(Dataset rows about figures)
━━━━━━━━━━━━━━━━

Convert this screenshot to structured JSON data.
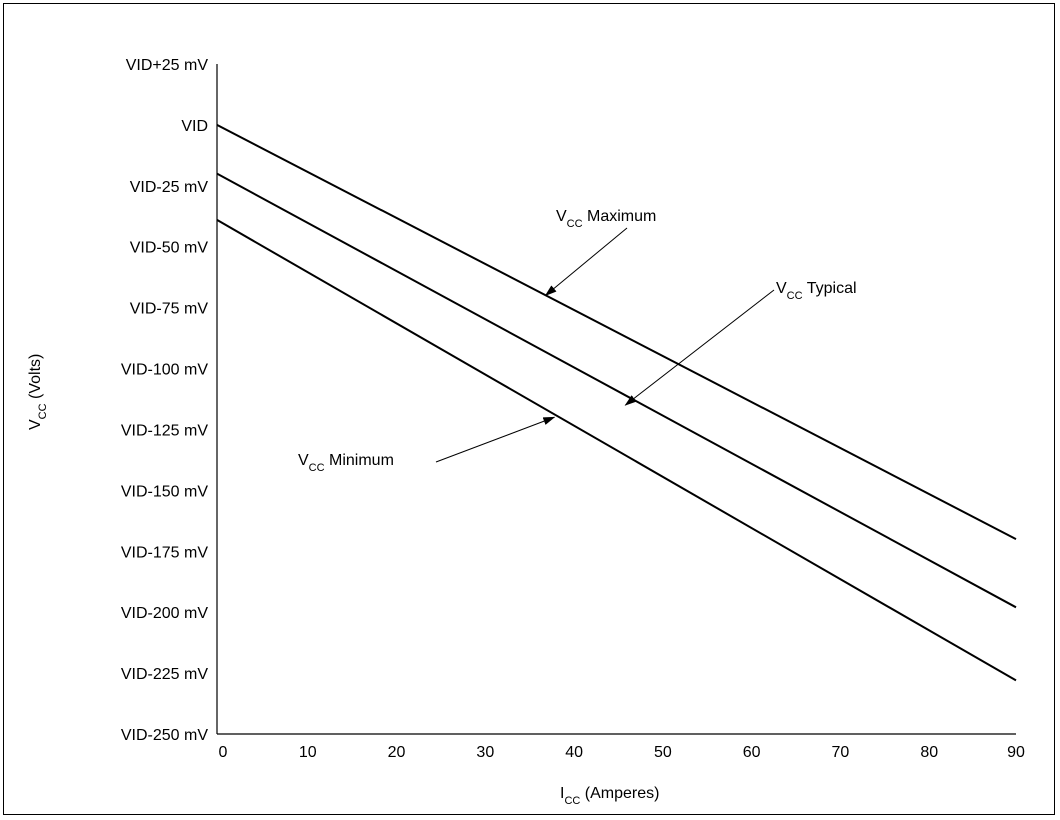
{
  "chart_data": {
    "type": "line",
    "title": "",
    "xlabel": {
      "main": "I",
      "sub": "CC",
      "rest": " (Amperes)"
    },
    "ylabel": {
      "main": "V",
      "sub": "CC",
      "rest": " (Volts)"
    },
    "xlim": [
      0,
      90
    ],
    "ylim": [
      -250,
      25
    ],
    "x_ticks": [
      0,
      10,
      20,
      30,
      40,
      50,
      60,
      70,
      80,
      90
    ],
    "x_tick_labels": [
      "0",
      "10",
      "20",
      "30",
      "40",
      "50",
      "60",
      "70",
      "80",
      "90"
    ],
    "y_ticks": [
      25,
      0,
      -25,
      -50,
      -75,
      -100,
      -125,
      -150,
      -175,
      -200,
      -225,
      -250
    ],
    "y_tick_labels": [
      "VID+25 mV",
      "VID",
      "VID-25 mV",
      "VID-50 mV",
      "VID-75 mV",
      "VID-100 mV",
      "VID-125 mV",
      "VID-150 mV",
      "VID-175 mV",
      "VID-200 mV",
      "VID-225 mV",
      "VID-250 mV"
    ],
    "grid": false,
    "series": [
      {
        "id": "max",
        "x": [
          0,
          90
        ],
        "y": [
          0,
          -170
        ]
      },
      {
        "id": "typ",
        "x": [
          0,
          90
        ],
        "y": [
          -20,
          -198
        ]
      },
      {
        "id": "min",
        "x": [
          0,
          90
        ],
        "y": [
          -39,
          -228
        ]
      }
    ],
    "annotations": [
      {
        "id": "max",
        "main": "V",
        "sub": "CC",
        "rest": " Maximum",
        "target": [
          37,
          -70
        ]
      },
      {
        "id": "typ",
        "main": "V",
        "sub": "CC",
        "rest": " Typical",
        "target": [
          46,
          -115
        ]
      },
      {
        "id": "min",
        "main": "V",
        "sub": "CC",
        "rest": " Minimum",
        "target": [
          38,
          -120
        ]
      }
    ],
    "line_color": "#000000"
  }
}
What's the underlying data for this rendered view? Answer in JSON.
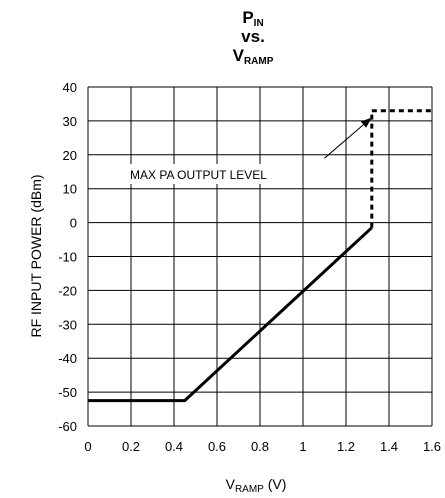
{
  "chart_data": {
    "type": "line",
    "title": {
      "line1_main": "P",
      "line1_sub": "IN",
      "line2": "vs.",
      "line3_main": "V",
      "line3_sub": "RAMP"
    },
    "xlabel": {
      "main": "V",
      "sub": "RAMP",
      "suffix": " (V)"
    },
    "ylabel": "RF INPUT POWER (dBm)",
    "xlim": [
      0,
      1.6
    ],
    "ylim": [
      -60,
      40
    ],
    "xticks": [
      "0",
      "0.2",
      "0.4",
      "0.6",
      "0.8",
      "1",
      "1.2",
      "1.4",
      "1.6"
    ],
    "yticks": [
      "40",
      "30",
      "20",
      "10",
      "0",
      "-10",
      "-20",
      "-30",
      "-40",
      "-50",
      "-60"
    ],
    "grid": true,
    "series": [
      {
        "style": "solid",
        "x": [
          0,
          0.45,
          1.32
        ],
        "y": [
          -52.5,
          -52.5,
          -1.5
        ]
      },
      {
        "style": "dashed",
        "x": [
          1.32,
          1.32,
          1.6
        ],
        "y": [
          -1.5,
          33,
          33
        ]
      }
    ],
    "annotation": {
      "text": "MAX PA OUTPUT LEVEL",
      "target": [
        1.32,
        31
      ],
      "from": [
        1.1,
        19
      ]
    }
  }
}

━━━━━━━━━━━━━━━━

Given request
Report the number of lines holding the string "JSON", without any other words.

Final result
2